→ **YOUR OBJECTIVE**:
Pull every line containing "Gottes" from the entries.

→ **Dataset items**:
· · · · ·

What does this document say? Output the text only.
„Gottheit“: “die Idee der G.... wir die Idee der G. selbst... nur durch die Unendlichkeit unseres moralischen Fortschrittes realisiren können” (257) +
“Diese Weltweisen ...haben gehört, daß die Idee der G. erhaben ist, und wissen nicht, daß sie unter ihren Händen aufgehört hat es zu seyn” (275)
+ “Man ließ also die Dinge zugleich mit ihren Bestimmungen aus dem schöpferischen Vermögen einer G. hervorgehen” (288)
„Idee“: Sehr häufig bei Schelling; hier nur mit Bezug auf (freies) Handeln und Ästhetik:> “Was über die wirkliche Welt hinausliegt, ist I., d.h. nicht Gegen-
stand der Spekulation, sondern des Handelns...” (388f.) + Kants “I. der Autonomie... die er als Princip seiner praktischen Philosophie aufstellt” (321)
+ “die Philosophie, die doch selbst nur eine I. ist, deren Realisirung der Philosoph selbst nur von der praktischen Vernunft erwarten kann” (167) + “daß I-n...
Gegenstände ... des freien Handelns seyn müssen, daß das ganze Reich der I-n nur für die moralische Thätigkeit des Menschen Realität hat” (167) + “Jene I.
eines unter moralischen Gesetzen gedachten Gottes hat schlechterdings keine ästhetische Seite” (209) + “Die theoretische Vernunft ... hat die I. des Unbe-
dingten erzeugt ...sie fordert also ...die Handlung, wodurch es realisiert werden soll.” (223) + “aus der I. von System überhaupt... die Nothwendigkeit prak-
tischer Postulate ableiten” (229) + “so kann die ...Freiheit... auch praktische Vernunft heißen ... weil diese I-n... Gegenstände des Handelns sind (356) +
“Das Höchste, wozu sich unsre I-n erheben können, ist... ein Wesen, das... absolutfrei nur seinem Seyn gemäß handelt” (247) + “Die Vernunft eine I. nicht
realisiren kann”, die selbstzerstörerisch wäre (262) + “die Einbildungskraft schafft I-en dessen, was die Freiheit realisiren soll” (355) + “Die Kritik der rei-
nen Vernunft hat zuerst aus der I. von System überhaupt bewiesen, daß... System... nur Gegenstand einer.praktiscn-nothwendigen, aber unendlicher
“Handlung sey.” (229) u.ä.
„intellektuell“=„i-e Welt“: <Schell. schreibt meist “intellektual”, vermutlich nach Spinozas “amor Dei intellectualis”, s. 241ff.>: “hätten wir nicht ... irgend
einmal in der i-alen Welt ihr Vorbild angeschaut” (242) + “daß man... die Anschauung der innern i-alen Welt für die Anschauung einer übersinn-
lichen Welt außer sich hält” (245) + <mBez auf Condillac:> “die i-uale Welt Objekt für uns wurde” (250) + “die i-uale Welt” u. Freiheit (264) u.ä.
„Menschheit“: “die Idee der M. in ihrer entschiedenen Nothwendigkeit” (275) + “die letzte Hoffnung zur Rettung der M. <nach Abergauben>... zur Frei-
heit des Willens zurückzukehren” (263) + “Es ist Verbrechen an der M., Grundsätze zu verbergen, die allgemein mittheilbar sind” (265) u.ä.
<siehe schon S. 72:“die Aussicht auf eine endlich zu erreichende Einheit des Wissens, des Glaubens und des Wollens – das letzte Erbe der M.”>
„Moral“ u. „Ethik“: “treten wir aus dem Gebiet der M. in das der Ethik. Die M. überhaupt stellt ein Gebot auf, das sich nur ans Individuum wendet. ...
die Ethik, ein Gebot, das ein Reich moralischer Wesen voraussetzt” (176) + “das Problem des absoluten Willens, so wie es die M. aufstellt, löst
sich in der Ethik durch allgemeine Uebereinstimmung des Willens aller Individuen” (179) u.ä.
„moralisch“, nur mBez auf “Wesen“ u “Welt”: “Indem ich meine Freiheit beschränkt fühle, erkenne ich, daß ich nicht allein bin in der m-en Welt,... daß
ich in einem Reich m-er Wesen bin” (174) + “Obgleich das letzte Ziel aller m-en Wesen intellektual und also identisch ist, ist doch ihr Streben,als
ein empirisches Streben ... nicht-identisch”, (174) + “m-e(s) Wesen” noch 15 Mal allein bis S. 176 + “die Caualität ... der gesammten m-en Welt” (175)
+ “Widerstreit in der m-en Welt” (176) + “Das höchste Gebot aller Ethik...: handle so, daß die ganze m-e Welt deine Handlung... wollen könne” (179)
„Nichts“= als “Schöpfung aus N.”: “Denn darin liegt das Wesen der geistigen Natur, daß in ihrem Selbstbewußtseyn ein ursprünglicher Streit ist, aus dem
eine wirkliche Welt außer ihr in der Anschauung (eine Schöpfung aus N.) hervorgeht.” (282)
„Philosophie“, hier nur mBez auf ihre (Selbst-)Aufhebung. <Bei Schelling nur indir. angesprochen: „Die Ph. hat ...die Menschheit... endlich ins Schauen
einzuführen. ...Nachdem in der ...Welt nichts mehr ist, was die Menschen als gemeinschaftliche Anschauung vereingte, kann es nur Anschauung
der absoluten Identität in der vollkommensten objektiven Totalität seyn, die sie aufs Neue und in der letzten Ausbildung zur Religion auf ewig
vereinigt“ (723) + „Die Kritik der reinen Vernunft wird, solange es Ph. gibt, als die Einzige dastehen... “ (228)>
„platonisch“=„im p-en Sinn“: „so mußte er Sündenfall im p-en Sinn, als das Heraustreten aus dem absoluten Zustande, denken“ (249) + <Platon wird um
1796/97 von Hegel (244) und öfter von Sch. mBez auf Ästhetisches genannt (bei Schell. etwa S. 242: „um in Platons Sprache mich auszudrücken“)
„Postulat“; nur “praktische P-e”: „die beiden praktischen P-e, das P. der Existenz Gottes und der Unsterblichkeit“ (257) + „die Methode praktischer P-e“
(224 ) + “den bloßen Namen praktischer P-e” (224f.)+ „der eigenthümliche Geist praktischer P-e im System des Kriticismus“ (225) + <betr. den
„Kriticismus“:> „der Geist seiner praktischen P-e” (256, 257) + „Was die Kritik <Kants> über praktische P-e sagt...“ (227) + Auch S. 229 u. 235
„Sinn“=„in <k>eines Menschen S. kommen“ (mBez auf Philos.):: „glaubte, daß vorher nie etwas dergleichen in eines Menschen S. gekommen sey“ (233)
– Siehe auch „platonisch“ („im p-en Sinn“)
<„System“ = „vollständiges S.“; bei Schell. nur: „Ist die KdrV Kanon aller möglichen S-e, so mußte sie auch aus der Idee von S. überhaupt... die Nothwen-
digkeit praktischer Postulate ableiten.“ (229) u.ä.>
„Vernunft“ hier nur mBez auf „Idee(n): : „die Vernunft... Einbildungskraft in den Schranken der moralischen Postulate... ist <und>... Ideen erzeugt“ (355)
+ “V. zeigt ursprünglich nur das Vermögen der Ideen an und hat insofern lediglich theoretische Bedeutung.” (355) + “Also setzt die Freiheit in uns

· · · · ·

→ **RESULT BELOW**:
eines unter moralischen Gesetzen gedachten Gottes hat schlechterdings keine ästhetische Seite” (209) + “Die theoretische Vernunft ... hat die I. des Unbe-
„Postulat“; nur “praktische P-e”: „die beiden praktischen P-e, das P. der Existenz Gottes und der Unsterblichkeit“ (257) + „die Methode praktischer P-e“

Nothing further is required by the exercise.